>> BEGIN

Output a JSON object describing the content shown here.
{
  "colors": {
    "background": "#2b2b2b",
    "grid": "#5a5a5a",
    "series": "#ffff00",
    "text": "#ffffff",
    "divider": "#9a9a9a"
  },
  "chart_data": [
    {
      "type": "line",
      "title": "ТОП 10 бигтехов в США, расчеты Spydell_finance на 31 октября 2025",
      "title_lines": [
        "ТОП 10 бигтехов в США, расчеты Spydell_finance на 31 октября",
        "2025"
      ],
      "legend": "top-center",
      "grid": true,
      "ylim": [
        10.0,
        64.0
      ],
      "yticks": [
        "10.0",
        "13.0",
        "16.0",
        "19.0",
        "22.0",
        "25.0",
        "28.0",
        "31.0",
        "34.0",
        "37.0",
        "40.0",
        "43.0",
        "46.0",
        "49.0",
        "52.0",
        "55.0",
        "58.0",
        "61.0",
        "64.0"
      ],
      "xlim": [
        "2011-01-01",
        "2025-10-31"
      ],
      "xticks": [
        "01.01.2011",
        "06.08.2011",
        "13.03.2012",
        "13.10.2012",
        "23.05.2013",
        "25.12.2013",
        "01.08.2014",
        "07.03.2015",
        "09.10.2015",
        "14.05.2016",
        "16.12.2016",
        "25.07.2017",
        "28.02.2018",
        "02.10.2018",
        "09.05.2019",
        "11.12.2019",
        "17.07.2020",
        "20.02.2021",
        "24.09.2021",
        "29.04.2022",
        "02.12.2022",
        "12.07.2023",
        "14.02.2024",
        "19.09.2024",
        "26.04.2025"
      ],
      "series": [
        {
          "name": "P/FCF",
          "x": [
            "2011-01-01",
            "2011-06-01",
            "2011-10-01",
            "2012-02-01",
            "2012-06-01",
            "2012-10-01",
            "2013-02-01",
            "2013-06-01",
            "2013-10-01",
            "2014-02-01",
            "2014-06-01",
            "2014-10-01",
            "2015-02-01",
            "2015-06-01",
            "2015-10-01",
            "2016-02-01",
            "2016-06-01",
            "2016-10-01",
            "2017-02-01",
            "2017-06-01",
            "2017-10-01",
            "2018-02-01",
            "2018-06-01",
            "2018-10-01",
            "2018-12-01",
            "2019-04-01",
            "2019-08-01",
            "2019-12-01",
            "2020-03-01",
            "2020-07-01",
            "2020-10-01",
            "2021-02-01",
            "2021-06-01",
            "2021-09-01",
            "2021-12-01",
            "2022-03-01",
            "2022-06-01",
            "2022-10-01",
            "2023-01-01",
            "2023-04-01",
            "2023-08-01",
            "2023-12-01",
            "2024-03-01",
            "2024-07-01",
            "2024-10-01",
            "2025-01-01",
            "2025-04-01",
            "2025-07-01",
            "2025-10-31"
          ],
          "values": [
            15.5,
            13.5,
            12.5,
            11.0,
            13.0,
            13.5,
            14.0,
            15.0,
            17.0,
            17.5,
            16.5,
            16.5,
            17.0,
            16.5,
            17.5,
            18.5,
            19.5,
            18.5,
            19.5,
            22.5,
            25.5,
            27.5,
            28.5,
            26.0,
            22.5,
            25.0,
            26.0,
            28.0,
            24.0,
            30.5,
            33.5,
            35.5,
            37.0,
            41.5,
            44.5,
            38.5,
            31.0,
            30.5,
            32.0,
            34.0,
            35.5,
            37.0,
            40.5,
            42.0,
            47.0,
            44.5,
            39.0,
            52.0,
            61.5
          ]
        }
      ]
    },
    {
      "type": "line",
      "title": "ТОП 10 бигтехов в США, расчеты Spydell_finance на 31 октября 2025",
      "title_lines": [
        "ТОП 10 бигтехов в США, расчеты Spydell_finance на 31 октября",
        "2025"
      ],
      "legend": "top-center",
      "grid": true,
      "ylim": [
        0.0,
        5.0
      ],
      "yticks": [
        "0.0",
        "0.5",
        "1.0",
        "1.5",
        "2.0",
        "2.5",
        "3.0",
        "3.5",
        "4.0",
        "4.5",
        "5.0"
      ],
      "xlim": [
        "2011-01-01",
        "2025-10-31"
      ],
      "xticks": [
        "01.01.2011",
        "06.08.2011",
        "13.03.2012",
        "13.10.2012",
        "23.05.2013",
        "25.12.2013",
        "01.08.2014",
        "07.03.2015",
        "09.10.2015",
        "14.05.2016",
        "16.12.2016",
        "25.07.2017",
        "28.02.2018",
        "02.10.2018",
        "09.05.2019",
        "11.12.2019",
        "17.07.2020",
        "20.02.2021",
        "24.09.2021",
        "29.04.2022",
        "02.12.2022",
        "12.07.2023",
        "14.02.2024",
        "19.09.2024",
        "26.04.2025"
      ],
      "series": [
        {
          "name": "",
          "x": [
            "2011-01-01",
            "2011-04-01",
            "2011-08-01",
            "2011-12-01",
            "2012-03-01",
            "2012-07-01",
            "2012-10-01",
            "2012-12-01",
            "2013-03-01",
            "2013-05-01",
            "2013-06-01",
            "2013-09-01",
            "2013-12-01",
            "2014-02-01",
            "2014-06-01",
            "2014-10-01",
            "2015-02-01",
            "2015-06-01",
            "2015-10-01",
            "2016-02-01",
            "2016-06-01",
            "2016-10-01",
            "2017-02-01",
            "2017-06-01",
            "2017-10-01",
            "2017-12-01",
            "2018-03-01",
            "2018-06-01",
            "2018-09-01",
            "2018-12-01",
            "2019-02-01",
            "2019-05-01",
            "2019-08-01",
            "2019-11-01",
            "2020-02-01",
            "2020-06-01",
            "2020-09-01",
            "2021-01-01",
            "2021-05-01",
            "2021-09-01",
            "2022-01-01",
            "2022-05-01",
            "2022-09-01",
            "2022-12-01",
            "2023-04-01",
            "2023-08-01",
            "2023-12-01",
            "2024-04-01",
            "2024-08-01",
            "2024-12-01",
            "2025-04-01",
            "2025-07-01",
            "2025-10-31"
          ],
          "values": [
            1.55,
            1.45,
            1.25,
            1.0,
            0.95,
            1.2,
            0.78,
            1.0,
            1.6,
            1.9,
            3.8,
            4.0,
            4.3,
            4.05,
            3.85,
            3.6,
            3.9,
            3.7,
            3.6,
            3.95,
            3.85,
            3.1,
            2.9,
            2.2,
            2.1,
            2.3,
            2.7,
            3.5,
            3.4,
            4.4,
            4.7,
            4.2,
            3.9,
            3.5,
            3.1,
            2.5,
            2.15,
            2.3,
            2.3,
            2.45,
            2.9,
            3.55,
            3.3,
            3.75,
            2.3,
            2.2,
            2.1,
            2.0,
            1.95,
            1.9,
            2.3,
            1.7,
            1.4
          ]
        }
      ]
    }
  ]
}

>> END

● **Task description**
All of the lines above must be returned exactly.

● **Correct result**
Output a JSON object describing the content shown here.
{
  "colors": {
    "background": "#2b2b2b",
    "grid": "#5a5a5a",
    "series": "#ffff00",
    "text": "#ffffff",
    "divider": "#9a9a9a"
  },
  "chart_data": [
    {
      "type": "line",
      "title": "ТОП 10 бигтехов в США, расчеты Spydell_finance на 31 октября 2025",
      "title_lines": [
        "ТОП 10 бигтехов в США, расчеты Spydell_finance на 31 октября",
        "2025"
      ],
      "legend": "top-center",
      "grid": true,
      "ylim": [
        10.0,
        64.0
      ],
      "yticks": [
        "10.0",
        "13.0",
        "16.0",
        "19.0",
        "22.0",
        "25.0",
        "28.0",
        "31.0",
        "34.0",
        "37.0",
        "40.0",
        "43.0",
        "46.0",
        "49.0",
        "52.0",
        "55.0",
        "58.0",
        "61.0",
        "64.0"
      ],
      "xlim": [
        "2011-01-01",
        "2025-10-31"
      ],
      "xticks": [
        "01.01.2011",
        "06.08.2011",
        "13.03.2012",
        "13.10.2012",
        "23.05.2013",
        "25.12.2013",
        "01.08.2014",
        "07.03.2015",
        "09.10.2015",
        "14.05.2016",
        "16.12.2016",
        "25.07.2017",
        "28.02.2018",
        "02.10.2018",
        "09.05.2019",
        "11.12.2019",
        "17.07.2020",
        "20.02.2021",
        "24.09.2021",
        "29.04.2022",
        "02.12.2022",
        "12.07.2023",
        "14.02.2024",
        "19.09.2024",
        "26.04.2025"
      ],
      "series": [
        {
          "name": "P/FCF",
          "x": [
            "2011-01-01",
            "2011-06-01",
            "2011-10-01",
            "2012-02-01",
            "2012-06-01",
            "2012-10-01",
            "2013-02-01",
            "2013-06-01",
            "2013-10-01",
            "2014-02-01",
            "2014-06-01",
            "2014-10-01",
            "2015-02-01",
            "2015-06-01",
            "2015-10-01",
            "2016-02-01",
            "2016-06-01",
            "2016-10-01",
            "2017-02-01",
            "2017-06-01",
            "2017-10-01",
            "2018-02-01",
            "2018-06-01",
            "2018-10-01",
            "2018-12-01",
            "2019-04-01",
            "2019-08-01",
            "2019-12-01",
            "2020-03-01",
            "2020-07-01",
            "2020-10-01",
            "2021-02-01",
            "2021-06-01",
            "2021-09-01",
            "2021-12-01",
            "2022-03-01",
            "2022-06-01",
            "2022-10-01",
            "2023-01-01",
            "2023-04-01",
            "2023-08-01",
            "2023-12-01",
            "2024-03-01",
            "2024-07-01",
            "2024-10-01",
            "2025-01-01",
            "2025-04-01",
            "2025-07-01",
            "2025-10-31"
          ],
          "values": [
            15.5,
            13.5,
            12.5,
            11.0,
            13.0,
            13.5,
            14.0,
            15.0,
            17.0,
            17.5,
            16.5,
            16.5,
            17.0,
            16.5,
            17.5,
            18.5,
            19.5,
            18.5,
            19.5,
            22.5,
            25.5,
            27.5,
            28.5,
            26.0,
            22.5,
            25.0,
            26.0,
            28.0,
            24.0,
            30.5,
            33.5,
            35.5,
            37.0,
            41.5,
            44.5,
            38.5,
            31.0,
            30.5,
            32.0,
            34.0,
            35.5,
            37.0,
            40.5,
            42.0,
            47.0,
            44.5,
            39.0,
            52.0,
            61.5
          ]
        }
      ]
    },
    {
      "type": "line",
      "title": "ТОП 10 бигтехов в США, расчеты Spydell_finance на 31 октября 2025",
      "title_lines": [
        "ТОП 10 бигтехов в США, расчеты Spydell_finance на 31 октября",
        "2025"
      ],
      "legend": "top-center",
      "grid": true,
      "ylim": [
        0.0,
        5.0
      ],
      "yticks": [
        "0.0",
        "0.5",
        "1.0",
        "1.5",
        "2.0",
        "2.5",
        "3.0",
        "3.5",
        "4.0",
        "4.5",
        "5.0"
      ],
      "xlim": [
        "2011-01-01",
        "2025-10-31"
      ],
      "xticks": [
        "01.01.2011",
        "06.08.2011",
        "13.03.2012",
        "13.10.2012",
        "23.05.2013",
        "25.12.2013",
        "01.08.2014",
        "07.03.2015",
        "09.10.2015",
        "14.05.2016",
        "16.12.2016",
        "25.07.2017",
        "28.02.2018",
        "02.10.2018",
        "09.05.2019",
        "11.12.2019",
        "17.07.2020",
        "20.02.2021",
        "24.09.2021",
        "29.04.2022",
        "02.12.2022",
        "12.07.2023",
        "14.02.2024",
        "19.09.2024",
        "26.04.2025"
      ],
      "series": [
        {
          "name": "",
          "x": [
            "2011-01-01",
            "2011-04-01",
            "2011-08-01",
            "2011-12-01",
            "2012-03-01",
            "2012-07-01",
            "2012-10-01",
            "2012-12-01",
            "2013-03-01",
            "2013-05-01",
            "2013-06-01",
            "2013-09-01",
            "2013-12-01",
            "2014-02-01",
            "2014-06-01",
            "2014-10-01",
            "2015-02-01",
            "2015-06-01",
            "2015-10-01",
            "2016-02-01",
            "2016-06-01",
            "2016-10-01",
            "2017-02-01",
            "2017-06-01",
            "2017-10-01",
            "2017-12-01",
            "2018-03-01",
            "2018-06-01",
            "2018-09-01",
            "2018-12-01",
            "2019-02-01",
            "2019-05-01",
            "2019-08-01",
            "2019-11-01",
            "2020-02-01",
            "2020-06-01",
            "2020-09-01",
            "2021-01-01",
            "2021-05-01",
            "2021-09-01",
            "2022-01-01",
            "2022-05-01",
            "2022-09-01",
            "2022-12-01",
            "2023-04-01",
            "2023-08-01",
            "2023-12-01",
            "2024-04-01",
            "2024-08-01",
            "2024-12-01",
            "2025-04-01",
            "2025-07-01",
            "2025-10-31"
          ],
          "values": [
            1.55,
            1.45,
            1.25,
            1.0,
            0.95,
            1.2,
            0.78,
            1.0,
            1.6,
            1.9,
            3.8,
            4.0,
            4.3,
            4.05,
            3.85,
            3.6,
            3.9,
            3.7,
            3.6,
            3.95,
            3.85,
            3.1,
            2.9,
            2.2,
            2.1,
            2.3,
            2.7,
            3.5,
            3.4,
            4.4,
            4.7,
            4.2,
            3.9,
            3.5,
            3.1,
            2.5,
            2.15,
            2.3,
            2.3,
            2.45,
            2.9,
            3.55,
            3.3,
            3.75,
            2.3,
            2.2,
            2.1,
            2.0,
            1.95,
            1.9,
            2.3,
            1.7,
            1.4
          ]
        }
      ]
    }
  ]
}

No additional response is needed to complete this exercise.